[start Data for processing]

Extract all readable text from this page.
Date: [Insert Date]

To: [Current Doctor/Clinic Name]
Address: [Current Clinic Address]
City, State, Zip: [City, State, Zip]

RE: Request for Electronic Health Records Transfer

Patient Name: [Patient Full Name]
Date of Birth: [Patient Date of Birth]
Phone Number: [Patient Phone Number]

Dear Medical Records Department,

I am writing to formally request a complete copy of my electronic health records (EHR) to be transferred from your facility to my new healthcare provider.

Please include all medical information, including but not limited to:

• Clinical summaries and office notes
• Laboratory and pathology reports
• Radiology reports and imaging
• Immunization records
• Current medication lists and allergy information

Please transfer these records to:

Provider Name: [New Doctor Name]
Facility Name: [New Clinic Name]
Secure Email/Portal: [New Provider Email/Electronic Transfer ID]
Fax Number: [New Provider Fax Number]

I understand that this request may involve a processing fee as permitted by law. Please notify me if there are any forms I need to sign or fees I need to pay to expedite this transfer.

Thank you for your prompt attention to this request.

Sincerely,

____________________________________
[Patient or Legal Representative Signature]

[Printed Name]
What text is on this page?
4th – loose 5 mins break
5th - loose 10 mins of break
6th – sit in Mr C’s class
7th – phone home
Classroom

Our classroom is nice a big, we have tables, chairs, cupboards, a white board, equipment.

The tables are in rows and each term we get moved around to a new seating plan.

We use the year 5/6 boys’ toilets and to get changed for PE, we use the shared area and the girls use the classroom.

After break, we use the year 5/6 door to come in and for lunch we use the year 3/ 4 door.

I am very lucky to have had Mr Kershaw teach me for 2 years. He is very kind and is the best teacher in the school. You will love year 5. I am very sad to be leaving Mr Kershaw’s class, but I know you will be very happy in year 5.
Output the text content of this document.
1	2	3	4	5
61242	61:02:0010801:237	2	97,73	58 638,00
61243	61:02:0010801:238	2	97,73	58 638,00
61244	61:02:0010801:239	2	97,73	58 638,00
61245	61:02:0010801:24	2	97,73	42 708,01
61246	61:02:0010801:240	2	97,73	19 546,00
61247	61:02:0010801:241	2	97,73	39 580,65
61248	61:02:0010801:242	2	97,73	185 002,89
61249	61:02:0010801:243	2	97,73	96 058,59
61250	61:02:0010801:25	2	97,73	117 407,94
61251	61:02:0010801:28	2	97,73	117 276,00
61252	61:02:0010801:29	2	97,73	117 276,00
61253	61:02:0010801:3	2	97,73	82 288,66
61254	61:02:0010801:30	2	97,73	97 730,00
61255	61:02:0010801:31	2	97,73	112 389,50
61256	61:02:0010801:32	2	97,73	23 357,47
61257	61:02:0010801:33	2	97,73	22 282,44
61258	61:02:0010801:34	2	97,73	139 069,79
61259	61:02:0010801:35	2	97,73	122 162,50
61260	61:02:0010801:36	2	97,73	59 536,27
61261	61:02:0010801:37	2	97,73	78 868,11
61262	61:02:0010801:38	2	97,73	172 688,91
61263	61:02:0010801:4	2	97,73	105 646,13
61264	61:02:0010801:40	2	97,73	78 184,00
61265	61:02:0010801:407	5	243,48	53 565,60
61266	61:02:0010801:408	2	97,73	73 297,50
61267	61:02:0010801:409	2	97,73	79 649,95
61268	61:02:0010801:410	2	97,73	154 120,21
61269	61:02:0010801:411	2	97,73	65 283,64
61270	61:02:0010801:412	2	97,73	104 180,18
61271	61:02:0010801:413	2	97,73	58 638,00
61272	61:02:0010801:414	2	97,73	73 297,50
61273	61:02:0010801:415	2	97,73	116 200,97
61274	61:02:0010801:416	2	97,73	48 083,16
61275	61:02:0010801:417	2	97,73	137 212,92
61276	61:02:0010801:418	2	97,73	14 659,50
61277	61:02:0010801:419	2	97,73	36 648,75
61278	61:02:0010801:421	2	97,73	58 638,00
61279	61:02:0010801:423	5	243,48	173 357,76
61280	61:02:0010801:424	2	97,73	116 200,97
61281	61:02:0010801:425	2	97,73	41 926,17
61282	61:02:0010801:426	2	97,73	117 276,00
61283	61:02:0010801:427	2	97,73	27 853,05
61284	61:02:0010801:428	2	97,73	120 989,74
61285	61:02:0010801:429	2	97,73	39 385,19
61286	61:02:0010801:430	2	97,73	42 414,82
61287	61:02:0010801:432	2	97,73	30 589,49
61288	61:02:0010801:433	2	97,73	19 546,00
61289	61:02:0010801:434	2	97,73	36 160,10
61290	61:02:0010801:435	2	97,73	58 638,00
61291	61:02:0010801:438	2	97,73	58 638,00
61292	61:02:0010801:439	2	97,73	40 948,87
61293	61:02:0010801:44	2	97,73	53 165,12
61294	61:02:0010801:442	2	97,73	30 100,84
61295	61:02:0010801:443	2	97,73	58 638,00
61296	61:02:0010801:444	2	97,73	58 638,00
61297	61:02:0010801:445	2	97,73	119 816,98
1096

[end Data for processing]

Copy out the material word for word and line for line.

Extract all readable text from this page.
Date: [Insert Date]

To: [Current Doctor/Clinic Name]
Address: [Current Clinic Address]
City, State, Zip: [City, State, Zip]

RE: Request for Electronic Health Records Transfer

Patient Name: [Patient Full Name]
Date of Birth: [Patient Date of Birth]
Phone Number: [Patient Phone Number]

Dear Medical Records Department,

I am writing to formally request a complete copy of my electronic health records (EHR) to be transferred from your facility to my new healthcare provider.

Please include all medical information, including but not limited to:

• Clinical summaries and office notes
• Laboratory and pathology reports
• Radiology reports and imaging
• Immunization records
• Current medication lists and allergy information

Please transfer these records to:

Provider Name: [New Doctor Name]
Facility Name: [New Clinic Name]
Secure Email/Portal: [New Provider Email/Electronic Transfer ID]
Fax Number: [New Provider Fax Number]

I understand that this request may involve a processing fee as permitted by law. Please notify me if there are any forms I need to sign or fees I need to pay to expedite this transfer.

Thank you for your prompt attention to this request.

Sincerely,

____________________________________
[Patient or Legal Representative Signature]

[Printed Name]
What text is on this page?
4th – loose 5 mins break
5th - loose 10 mins of break
6th – sit in Mr C’s class
7th – phone home
Classroom

Our classroom is nice a big, we have tables, chairs, cupboards, a white board, equipment.

The tables are in rows and each term we get moved around to a new seating plan.

We use the year 5/6 boys’ toilets and to get changed for PE, we use the shared area and the girls use the classroom.

After break, we use the year 5/6 door to come in and for lunch we use the year 3/ 4 door.

I am very lucky to have had Mr Kershaw teach me for 2 years. He is very kind and is the best teacher in the school. You will love year 5. I am very sad to be leaving Mr Kershaw’s class, but I know you will be very happy in year 5.
Output the text content of this document.
1	2	3	4	5
61242	61:02:0010801:237	2	97,73	58 638,00
61243	61:02:0010801:238	2	97,73	58 638,00
61244	61:02:0010801:239	2	97,73	58 638,00
61245	61:02:0010801:24	2	97,73	42 708,01
61246	61:02:0010801:240	2	97,73	19 546,00
61247	61:02:0010801:241	2	97,73	39 580,65
61248	61:02:0010801:242	2	97,73	185 002,89
61249	61:02:0010801:243	2	97,73	96 058,59
61250	61:02:0010801:25	2	97,73	117 407,94
61251	61:02:0010801:28	2	97,73	117 276,00
61252	61:02:0010801:29	2	97,73	117 276,00
61253	61:02:0010801:3	2	97,73	82 288,66
61254	61:02:0010801:30	2	97,73	97 730,00
61255	61:02:0010801:31	2	97,73	112 389,50
61256	61:02:0010801:32	2	97,73	23 357,47
61257	61:02:0010801:33	2	97,73	22 282,44
61258	61:02:0010801:34	2	97,73	139 069,79
61259	61:02:0010801:35	2	97,73	122 162,50
61260	61:02:0010801:36	2	97,73	59 536,27
61261	61:02:0010801:37	2	97,73	78 868,11
61262	61:02:0010801:38	2	97,73	172 688,91
61263	61:02:0010801:4	2	97,73	105 646,13
61264	61:02:0010801:40	2	97,73	78 184,00
61265	61:02:0010801:407	5	243,48	53 565,60
61266	61:02:0010801:408	2	97,73	73 297,50
61267	61:02:0010801:409	2	97,73	79 649,95
61268	61:02:0010801:410	2	97,73	154 120,21
61269	61:02:0010801:411	2	97,73	65 283,64
61270	61:02:0010801:412	2	97,73	104 180,18
61271	61:02:0010801:413	2	97,73	58 638,00
61272	61:02:0010801:414	2	97,73	73 297,50
61273	61:02:0010801:415	2	97,73	116 200,97
61274	61:02:0010801:416	2	97,73	48 083,16
61275	61:02:0010801:417	2	97,73	137 212,92
61276	61:02:0010801:418	2	97,73	14 659,50
61277	61:02:0010801:419	2	97,73	36 648,75
61278	61:02:0010801:421	2	97,73	58 638,00
61279	61:02:0010801:423	5	243,48	173 357,76
61280	61:02:0010801:424	2	97,73	116 200,97
61281	61:02:0010801:425	2	97,73	41 926,17
61282	61:02:0010801:426	2	97,73	117 276,00
61283	61:02:0010801:427	2	97,73	27 853,05
61284	61:02:0010801:428	2	97,73	120 989,74
61285	61:02:0010801:429	2	97,73	39 385,19
61286	61:02:0010801:430	2	97,73	42 414,82
61287	61:02:0010801:432	2	97,73	30 589,49
61288	61:02:0010801:433	2	97,73	19 546,00
61289	61:02:0010801:434	2	97,73	36 160,10
61290	61:02:0010801:435	2	97,73	58 638,00
61291	61:02:0010801:438	2	97,73	58 638,00
61292	61:02:0010801:439	2	97,73	40 948,87
61293	61:02:0010801:44	2	97,73	53 165,12
61294	61:02:0010801:442	2	97,73	30 100,84
61295	61:02:0010801:443	2	97,73	58 638,00
61296	61:02:0010801:444	2	97,73	58 638,00
61297	61:02:0010801:445	2	97,73	119 816,98
1096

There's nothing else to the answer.